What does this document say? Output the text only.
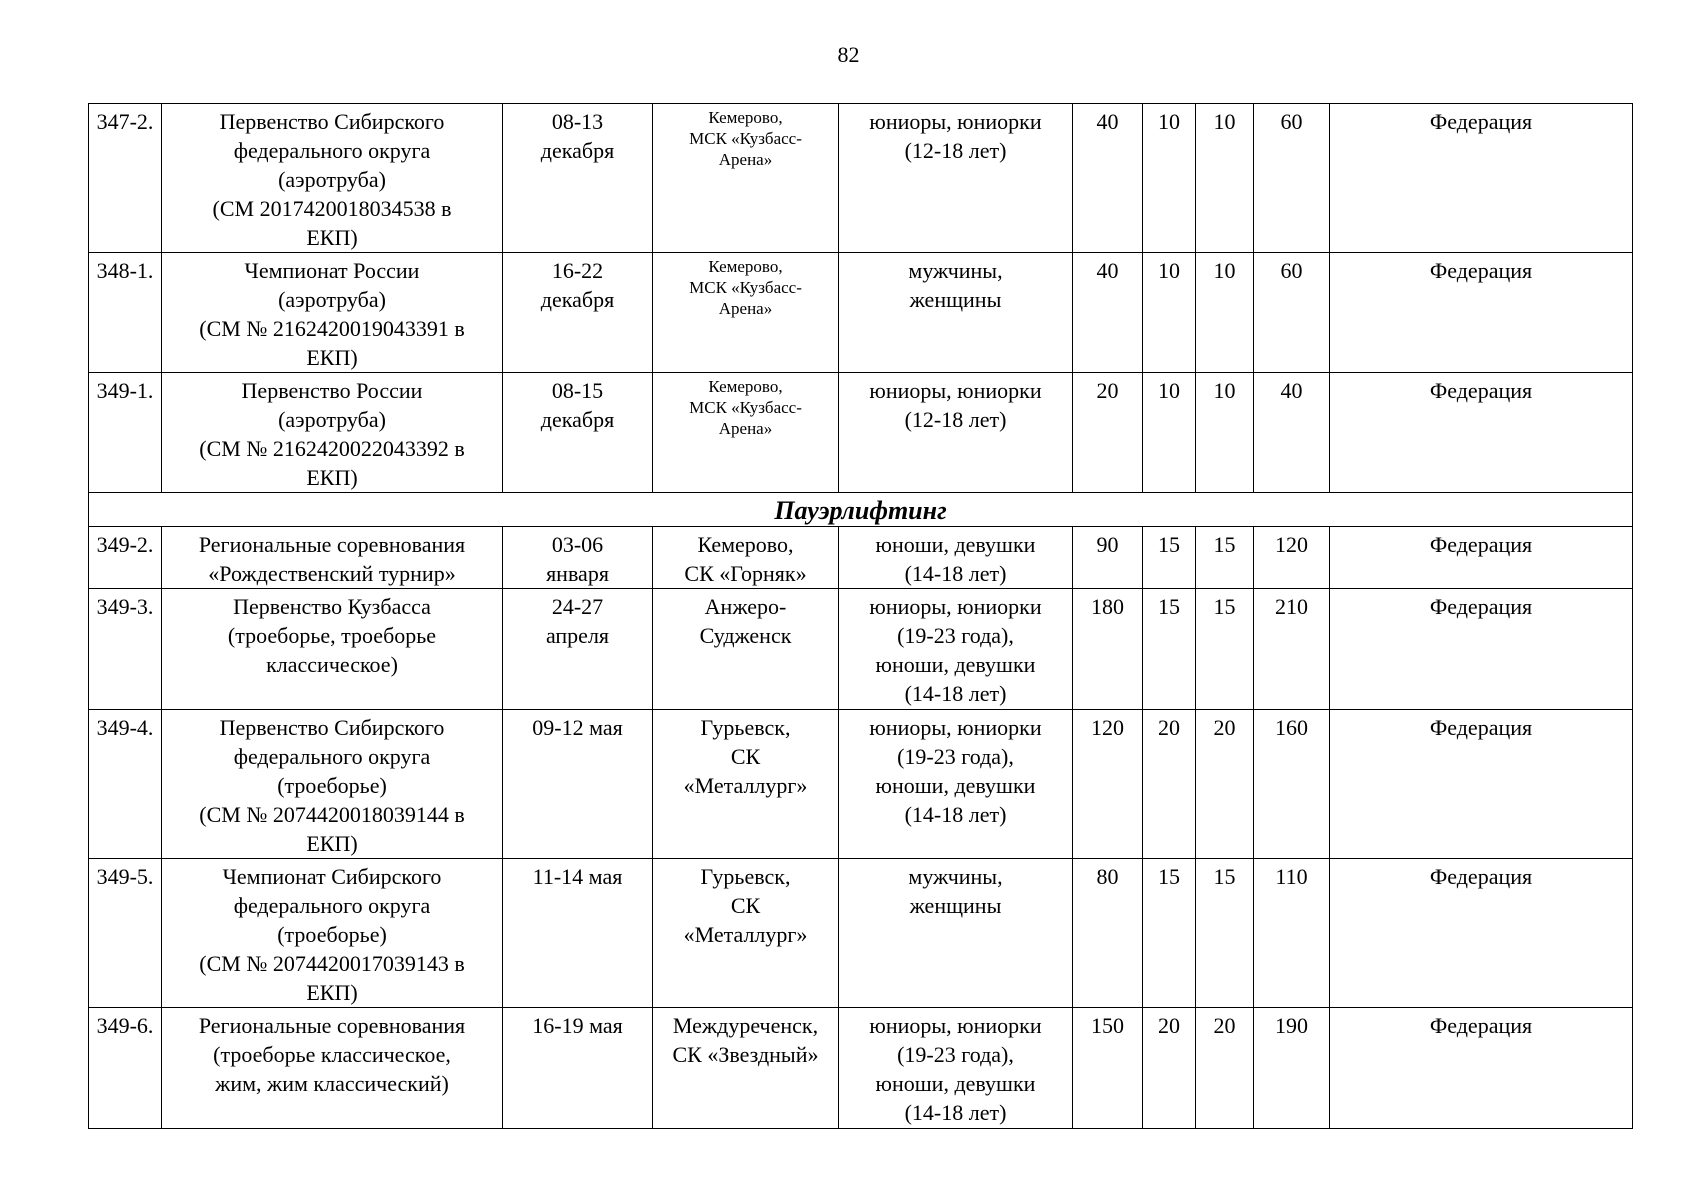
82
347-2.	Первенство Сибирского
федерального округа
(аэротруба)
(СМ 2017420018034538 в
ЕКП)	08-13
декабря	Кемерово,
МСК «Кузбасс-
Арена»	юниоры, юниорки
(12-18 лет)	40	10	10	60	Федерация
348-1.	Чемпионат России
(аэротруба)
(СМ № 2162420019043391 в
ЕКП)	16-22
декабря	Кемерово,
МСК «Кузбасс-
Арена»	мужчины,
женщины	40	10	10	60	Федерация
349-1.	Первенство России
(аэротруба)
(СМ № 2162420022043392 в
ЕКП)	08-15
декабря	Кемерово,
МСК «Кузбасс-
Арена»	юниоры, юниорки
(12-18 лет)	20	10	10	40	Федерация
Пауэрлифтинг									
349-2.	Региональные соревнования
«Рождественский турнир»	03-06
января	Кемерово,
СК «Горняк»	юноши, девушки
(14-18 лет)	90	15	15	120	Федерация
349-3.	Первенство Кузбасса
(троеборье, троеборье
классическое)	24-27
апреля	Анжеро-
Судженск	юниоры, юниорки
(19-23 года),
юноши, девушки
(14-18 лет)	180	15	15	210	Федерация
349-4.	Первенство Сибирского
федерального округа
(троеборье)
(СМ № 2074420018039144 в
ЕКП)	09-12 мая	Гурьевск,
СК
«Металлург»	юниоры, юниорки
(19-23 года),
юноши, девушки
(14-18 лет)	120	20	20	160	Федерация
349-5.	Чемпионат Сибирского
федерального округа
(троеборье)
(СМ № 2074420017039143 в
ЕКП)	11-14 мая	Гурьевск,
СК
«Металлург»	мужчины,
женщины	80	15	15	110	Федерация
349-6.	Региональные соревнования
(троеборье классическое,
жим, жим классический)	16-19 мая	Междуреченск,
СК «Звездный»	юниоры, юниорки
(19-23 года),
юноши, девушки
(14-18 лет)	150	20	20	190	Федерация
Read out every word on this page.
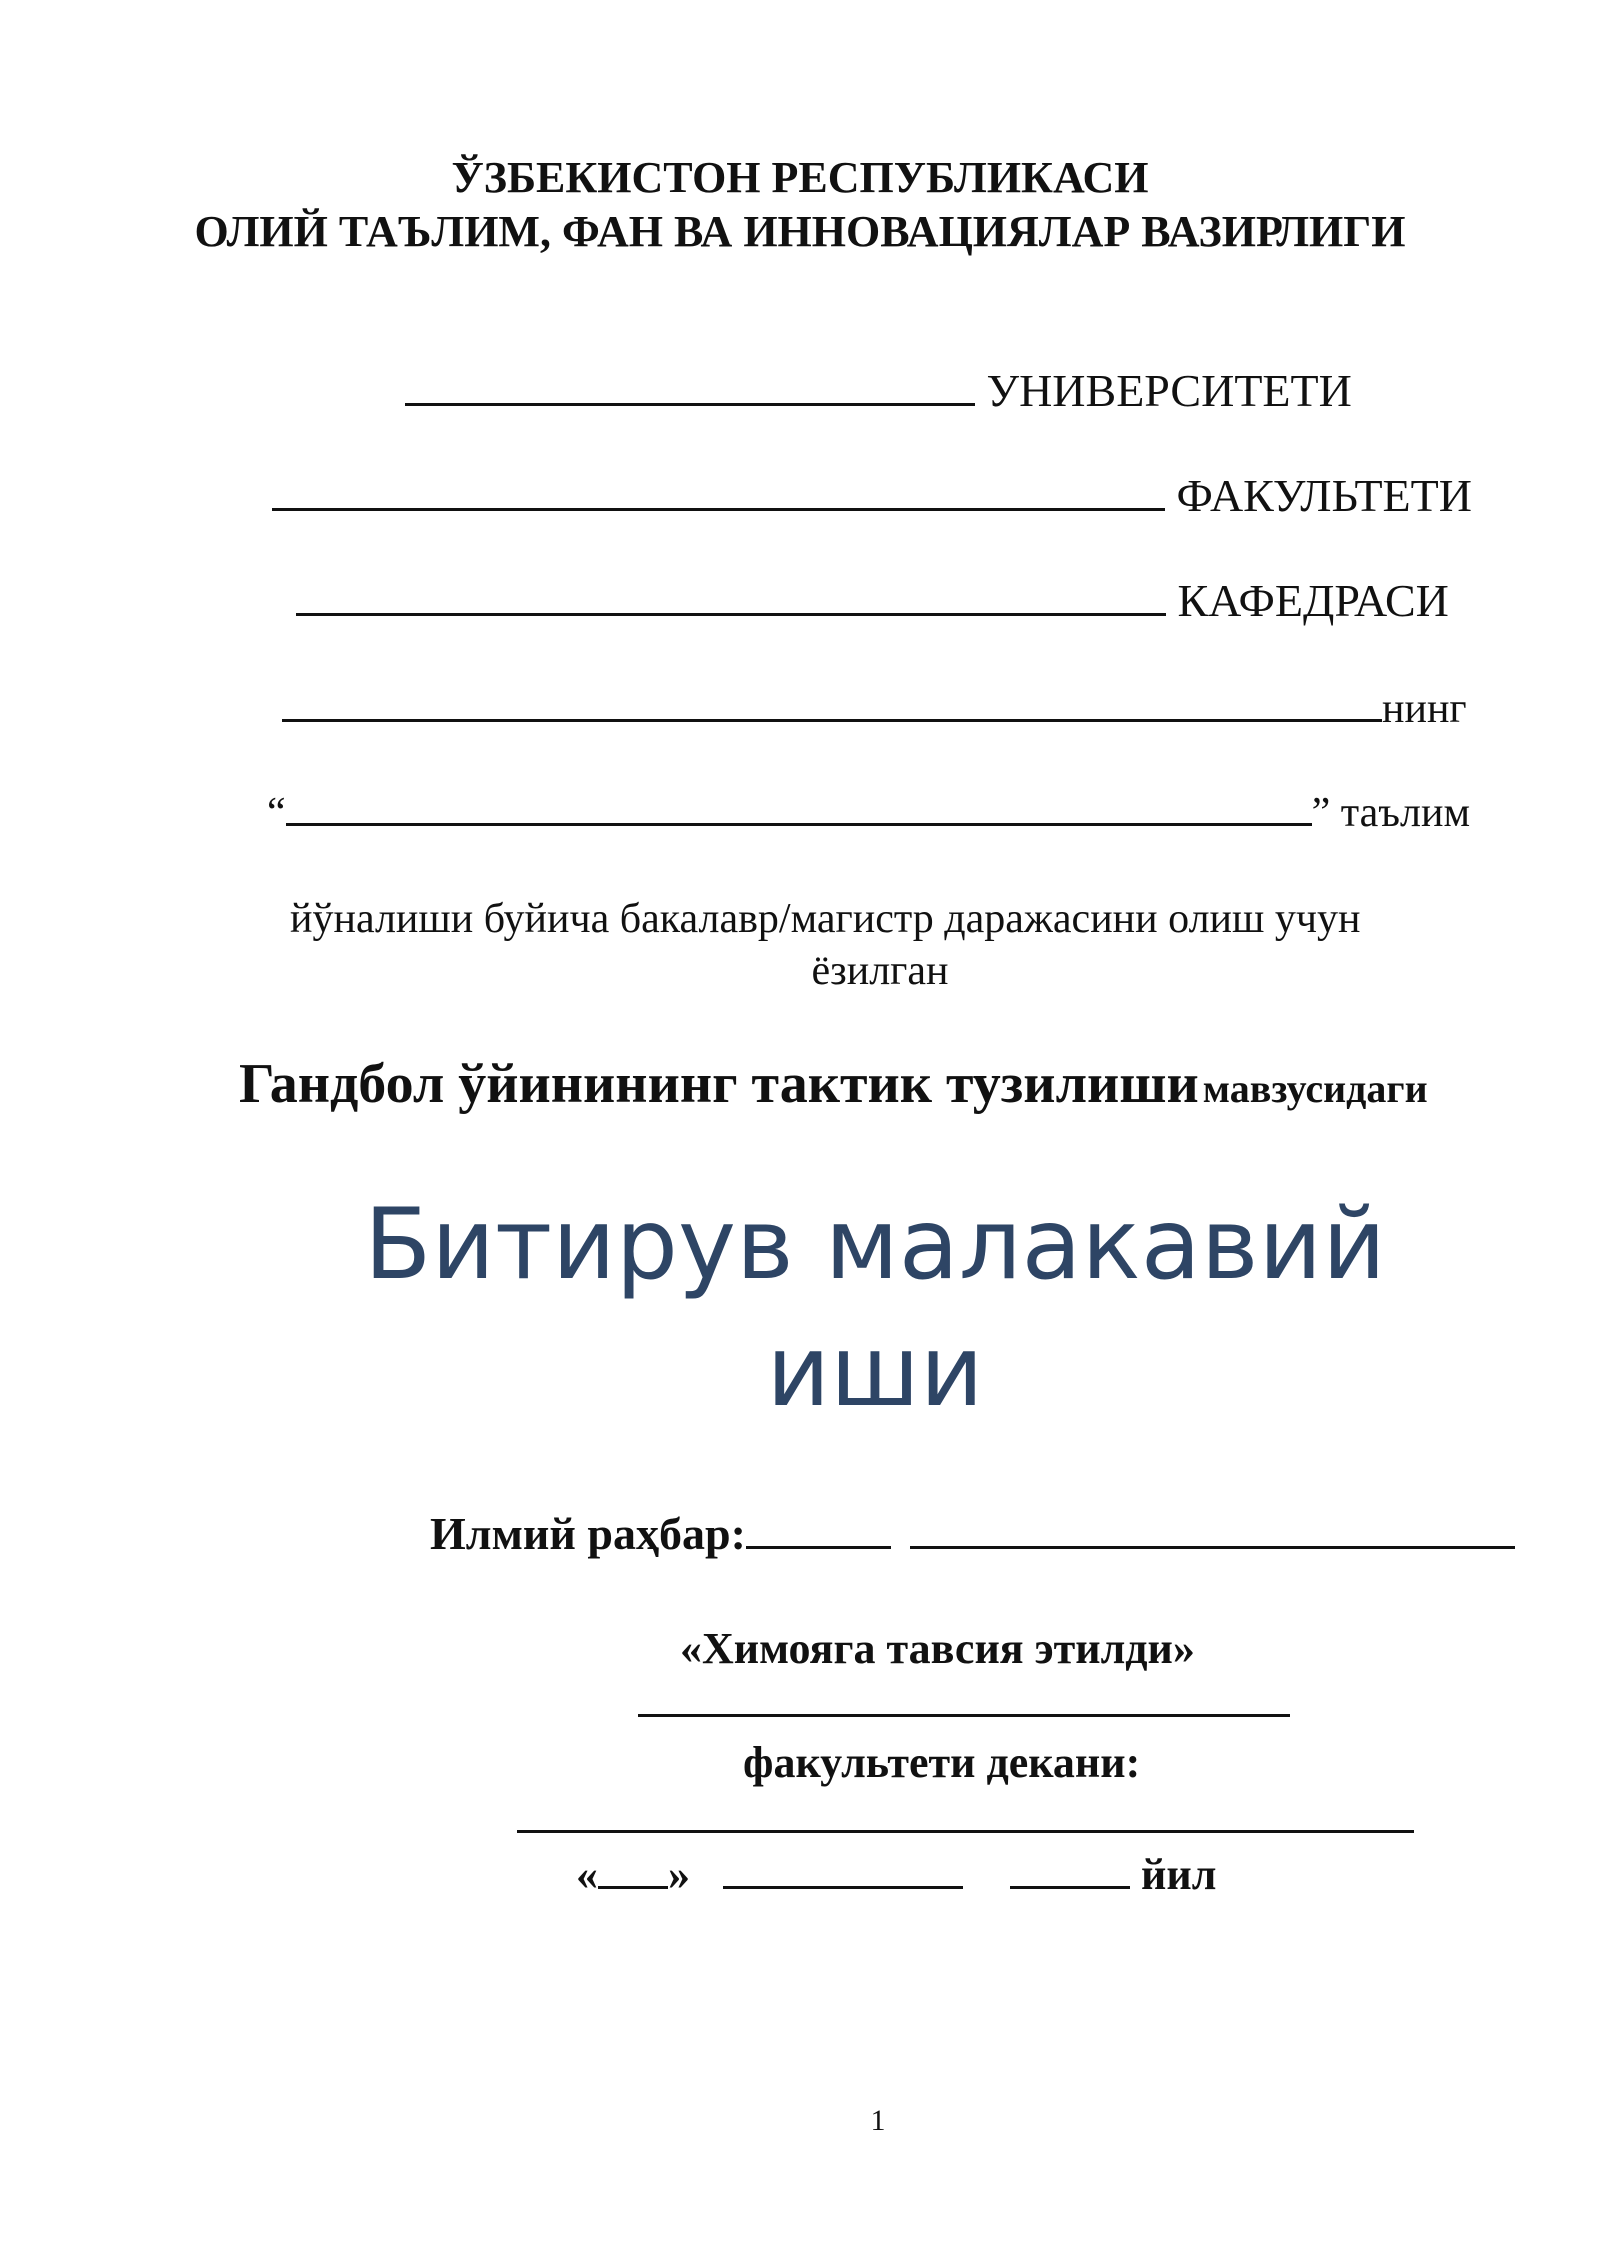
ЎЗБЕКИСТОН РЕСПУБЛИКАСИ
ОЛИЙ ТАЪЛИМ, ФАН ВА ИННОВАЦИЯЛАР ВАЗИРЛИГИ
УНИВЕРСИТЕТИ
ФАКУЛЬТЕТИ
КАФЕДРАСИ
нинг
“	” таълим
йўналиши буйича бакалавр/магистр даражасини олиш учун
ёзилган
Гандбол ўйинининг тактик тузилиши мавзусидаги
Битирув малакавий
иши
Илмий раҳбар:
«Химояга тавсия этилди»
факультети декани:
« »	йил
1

▶ Task to complete
Set down every record once more, word for word, without pictures.

▶ Result of the task
What does this document say? Output the text only.
82
347-2.	Первенство Сибирского
федерального округа
(аэротруба)
(СМ 2017420018034538 в
ЕКП)	08-13
декабря	Кемерово,
МСК «Кузбасс-
Арена»	юниоры, юниорки
(12-18 лет)	40	10	10	60	Федерация
348-1.	Чемпионат России
(аэротруба)
(СМ № 2162420019043391 в
ЕКП)	16-22
декабря	Кемерово,
МСК «Кузбасс-
Арена»	мужчины,
женщины	40	10	10	60	Федерация
349-1.	Первенство России
(аэротруба)
(СМ № 2162420022043392 в
ЕКП)	08-15
декабря	Кемерово,
МСК «Кузбасс-
Арена»	юниоры, юниорки
(12-18 лет)	20	10	10	40	Федерация
Пауэрлифтинг									
349-2.	Региональные соревнования
«Рождественский турнир»	03-06
января	Кемерово,
СК «Горняк»	юноши, девушки
(14-18 лет)	90	15	15	120	Федерация
349-3.	Первенство Кузбасса
(троеборье, троеборье
классическое)	24-27
апреля	Анжеро-
Судженск	юниоры, юниорки
(19-23 года),
юноши, девушки
(14-18 лет)	180	15	15	210	Федерация
349-4.	Первенство Сибирского
федерального округа
(троеборье)
(СМ № 2074420018039144 в
ЕКП)	09-12 мая	Гурьевск,
СК
«Металлург»	юниоры, юниорки
(19-23 года),
юноши, девушки
(14-18 лет)	120	20	20	160	Федерация
349-5.	Чемпионат Сибирского
федерального округа
(троеборье)
(СМ № 2074420017039143 в
ЕКП)	11-14 мая	Гурьевск,
СК
«Металлург»	мужчины,
женщины	80	15	15	110	Федерация
349-6.	Региональные соревнования
(троеборье классическое,
жим, жим классический)	16-19 мая	Междуреченск,
СК «Звездный»	юниоры, юниорки
(19-23 года),
юноши, девушки
(14-18 лет)	150	20	20	190	Федерация
Read out every word on this page.
ЎЗБЕКИСТОН РЕСПУБЛИКАСИ
ОЛИЙ ТАЪЛИМ, ФАН ВА ИННОВАЦИЯЛАР ВАЗИРЛИГИ
УНИВЕРСИТЕТИ
ФАКУЛЬТЕТИ
КАФЕДРАСИ
нинг
“	” таълим
йўналиши буйича бакалавр/магистр даражасини олиш учун
ёзилган
Гандбол ўйинининг тактик тузилиши мавзусидаги
Битирув малакавий
иши
Илмий раҳбар:
«Химояга тавсия этилди»
факультети декани:
« »	йил
1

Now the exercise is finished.